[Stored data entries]
((

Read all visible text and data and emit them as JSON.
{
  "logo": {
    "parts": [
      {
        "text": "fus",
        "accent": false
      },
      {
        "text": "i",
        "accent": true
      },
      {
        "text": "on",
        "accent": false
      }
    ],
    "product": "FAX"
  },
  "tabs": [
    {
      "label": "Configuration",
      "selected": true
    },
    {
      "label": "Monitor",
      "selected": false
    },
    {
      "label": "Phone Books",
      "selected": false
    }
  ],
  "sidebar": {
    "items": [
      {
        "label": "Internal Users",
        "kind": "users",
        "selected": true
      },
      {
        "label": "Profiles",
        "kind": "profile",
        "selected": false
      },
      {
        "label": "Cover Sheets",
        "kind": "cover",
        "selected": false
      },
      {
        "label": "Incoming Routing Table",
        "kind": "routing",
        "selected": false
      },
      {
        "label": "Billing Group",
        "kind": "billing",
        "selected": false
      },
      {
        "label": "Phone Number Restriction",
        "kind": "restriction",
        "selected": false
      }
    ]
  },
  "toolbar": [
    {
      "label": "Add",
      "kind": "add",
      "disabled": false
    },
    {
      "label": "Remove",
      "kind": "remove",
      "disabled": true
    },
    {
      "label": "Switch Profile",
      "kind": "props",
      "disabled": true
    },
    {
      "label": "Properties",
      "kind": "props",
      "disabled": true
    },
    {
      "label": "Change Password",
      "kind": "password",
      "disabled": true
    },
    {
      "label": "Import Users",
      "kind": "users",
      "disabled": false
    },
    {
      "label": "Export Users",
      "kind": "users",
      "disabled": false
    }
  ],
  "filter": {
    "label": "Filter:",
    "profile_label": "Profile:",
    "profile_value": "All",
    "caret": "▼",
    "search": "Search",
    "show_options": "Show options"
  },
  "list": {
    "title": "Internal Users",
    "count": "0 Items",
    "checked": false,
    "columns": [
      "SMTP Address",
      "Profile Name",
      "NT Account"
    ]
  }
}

))

## Exercise prompt
Return the material exactly as it stands.

## Reply to the exercise
Read all visible text and data and emit them as JSON.
{
  "logo": {
    "parts": [
      {
        "text": "fus",
        "accent": false
      },
      {
        "text": "i",
        "accent": true
      },
      {
        "text": "on",
        "accent": false
      }
    ],
    "product": "FAX"
  },
  "tabs": [
    {
      "label": "Configuration",
      "selected": true
    },
    {
      "label": "Monitor",
      "selected": false
    },
    {
      "label": "Phone Books",
      "selected": false
    }
  ],
  "sidebar": {
    "items": [
      {
        "label": "Internal Users",
        "kind": "users",
        "selected": true
      },
      {
        "label": "Profiles",
        "kind": "profile",
        "selected": false
      },
      {
        "label": "Cover Sheets",
        "kind": "cover",
        "selected": false
      },
      {
        "label": "Incoming Routing Table",
        "kind": "routing",
        "selected": false
      },
      {
        "label": "Billing Group",
        "kind": "billing",
        "selected": false
      },
      {
        "label": "Phone Number Restriction",
        "kind": "restriction",
        "selected": false
      }
    ]
  },
  "toolbar": [
    {
      "label": "Add",
      "kind": "add",
      "disabled": false
    },
    {
      "label": "Remove",
      "kind": "remove",
      "disabled": true
    },
    {
      "label": "Switch Profile",
      "kind": "props",
      "disabled": true
    },
    {
      "label": "Properties",
      "kind": "props",
      "disabled": true
    },
    {
      "label": "Change Password",
      "kind": "password",
      "disabled": true
    },
    {
      "label": "Import Users",
      "kind": "users",
      "disabled": false
    },
    {
      "label": "Export Users",
      "kind": "users",
      "disabled": false
    }
  ],
  "filter": {
    "label": "Filter:",
    "profile_label": "Profile:",
    "profile_value": "All",
    "caret": "▼",
    "search": "Search",
    "show_options": "Show options"
  },
  "list": {
    "title": "Internal Users",
    "count": "0 Items",
    "checked": false,
    "columns": [
      "SMTP Address",
      "Profile Name",
      "NT Account"
    ]
  }
}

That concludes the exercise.